• **WHAT TO DO**
Write out the full set of records exactly. Any pictures in them do not belong in the copy.

====== EXERCISE INPUTS ======

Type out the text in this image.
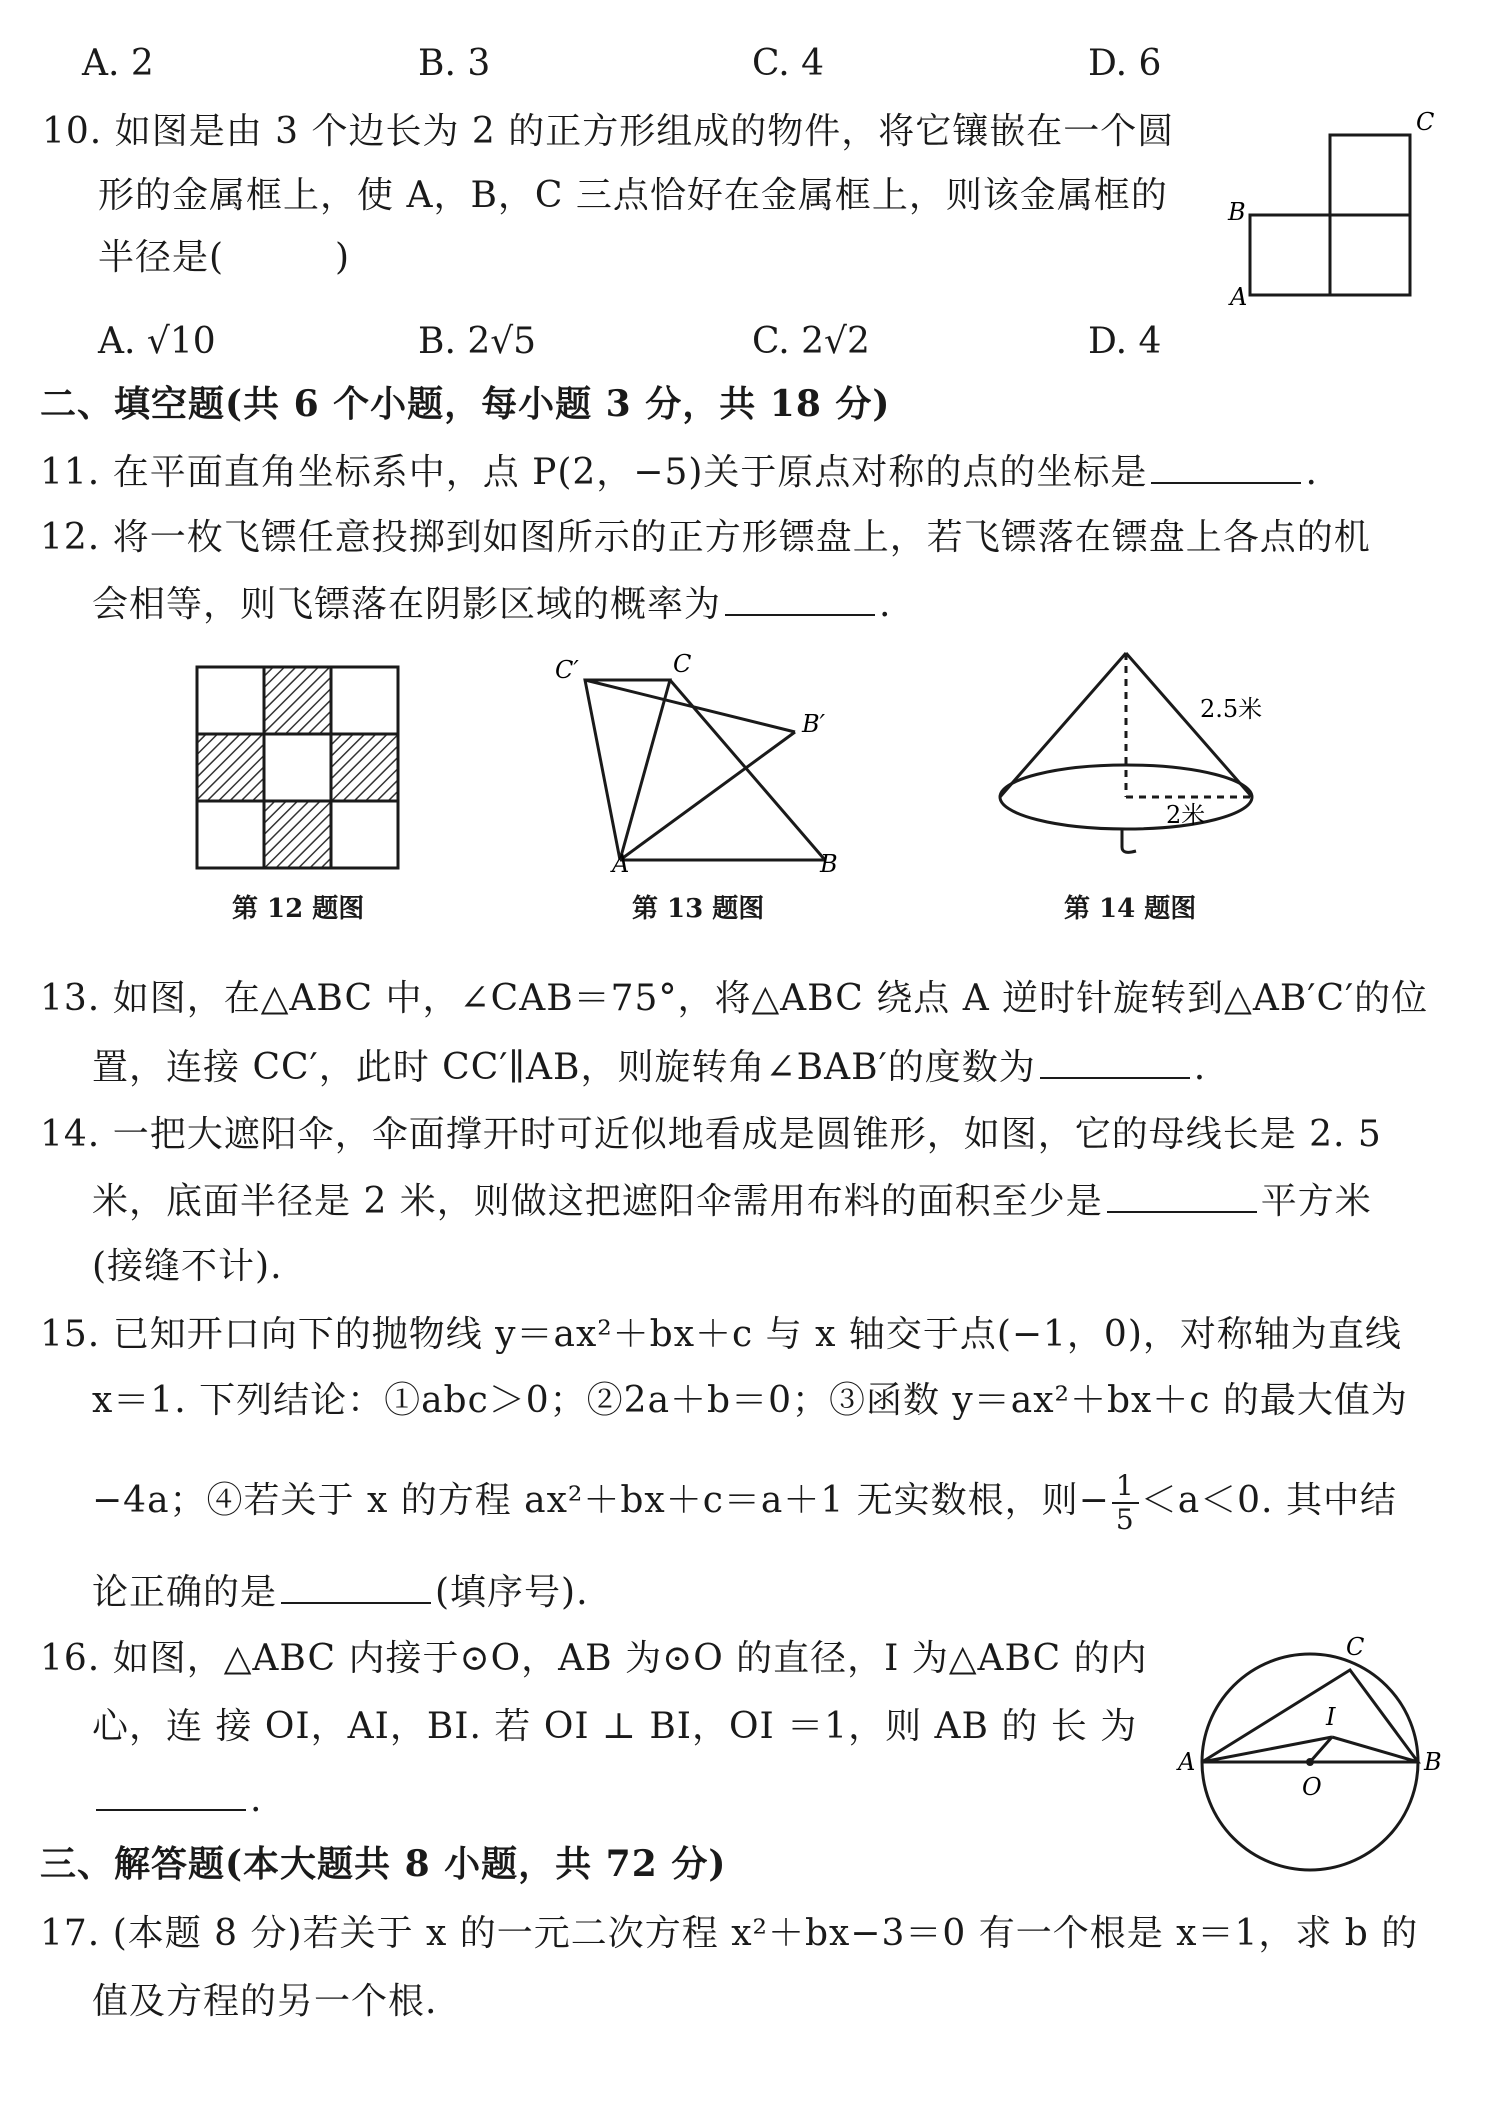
A. 2	B. 3	C. 4	D. 6
10. 如图是由 3 个边长为 2 的正方形组成的物件，将它镶嵌在一个圆
形的金属框上，使 A，B，C 三点恰好在金属框上，则该金属框的
半径是(　　　)
A. √10	B. 2√5	C. 2√2	D. 4
A
B
C
二、填空题(共 6 个小题，每小题 3 分，共 18 分)
11. 在平面直角坐标系中，点 P(2，−5)关于原点对称的点的坐标是	.
12. 将一枚飞镖任意投掷到如图所示的正方形镖盘上，若飞镖落在镖盘上各点的机
会相等，则飞镖落在阴影区域的概率为	.
第 12 题图
C′	C
B′
A	B
第 13 题图
2.5米
2米
第 14 题图
13. 如图，在△ABC 中，∠CAB＝75°，将△ABC 绕点 A 逆时针旋转到△AB′C′的位
置，连接 CC′，此时 CC′∥AB，则旋转角∠BAB′的度数为	.
14. 一把大遮阳伞，伞面撑开时可近似地看成是圆锥形，如图，它的母线长是 2. 5
米，底面半径是 2 米，则做这把遮阳伞需用布料的面积至少是	平方米
(接缝不计).
15. 已知开口向下的抛物线 y＝ax²＋bx＋c 与 x 轴交于点(−1，0)，对称轴为直线
x＝1. 下列结论：①abc＞0；②2a＋b＝0；③函数 y＝ax²＋bx＋c 的最大值为
−4a；④若关于 x 的方程 ax²＋bx＋c＝a＋1 无实数根，则− $\frac{1}{5} <a<0$. 其中结
论正确的是	(填序号).
16. 如图，△ABC 内接于⊙O，AB 为⊙O 的直径，I 为△ABC 的内
心，连 接 OI，AI，BI. 若 OI ⊥ BI，OI ＝1，则 AB 的 长 为
.
C
I
A
O
B
三、解答题(本大题共 8 小题，共 72 分)
17. (本题 8 分)若关于 x 的一元二次方程 x²＋bx−3＝0 有一个根是 x＝1，求 b 的
值及方程的另一个根.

======

• **RESULT OF THE TASK**
Type out the text in this image.
A. 2	B. 3	C. 4	D. 6
10. 如图是由 3 个边长为 2 的正方形组成的物件，将它镶嵌在一个圆
形的金属框上，使 A，B，C 三点恰好在金属框上，则该金属框的
半径是(　　　)
A. √10	B. 2√5	C. 2√2	D. 4
A
B
C
二、填空题(共 6 个小题，每小题 3 分，共 18 分)
11. 在平面直角坐标系中，点 P(2，−5)关于原点对称的点的坐标是	.
12. 将一枚飞镖任意投掷到如图所示的正方形镖盘上，若飞镖落在镖盘上各点的机
会相等，则飞镖落在阴影区域的概率为	.
第 12 题图
C′	C
B′
A	B
第 13 题图
2.5米
2米
第 14 题图
13. 如图，在△ABC 中，∠CAB＝75°，将△ABC 绕点 A 逆时针旋转到△AB′C′的位
置，连接 CC′，此时 CC′∥AB，则旋转角∠BAB′的度数为	.
14. 一把大遮阳伞，伞面撑开时可近似地看成是圆锥形，如图，它的母线长是 2. 5
米，底面半径是 2 米，则做这把遮阳伞需用布料的面积至少是	平方米
(接缝不计).
15. 已知开口向下的抛物线 y＝ax²＋bx＋c 与 x 轴交于点(−1，0)，对称轴为直线
x＝1. 下列结论：①abc＞0；②2a＋b＝0；③函数 y＝ax²＋bx＋c 的最大值为
−4a；④若关于 x 的方程 ax²＋bx＋c＝a＋1 无实数根，则− $\frac{1}{5} <a<0$. 其中结
论正确的是	(填序号).
16. 如图，△ABC 内接于⊙O，AB 为⊙O 的直径，I 为△ABC 的内
心，连 接 OI，AI，BI. 若 OI ⊥ BI，OI ＝1，则 AB 的 长 为
.
C
I
A
O
B
三、解答题(本大题共 8 小题，共 72 分)
17. (本题 8 分)若关于 x 的一元二次方程 x²＋bx−3＝0 有一个根是 x＝1，求 b 的
值及方程的另一个根.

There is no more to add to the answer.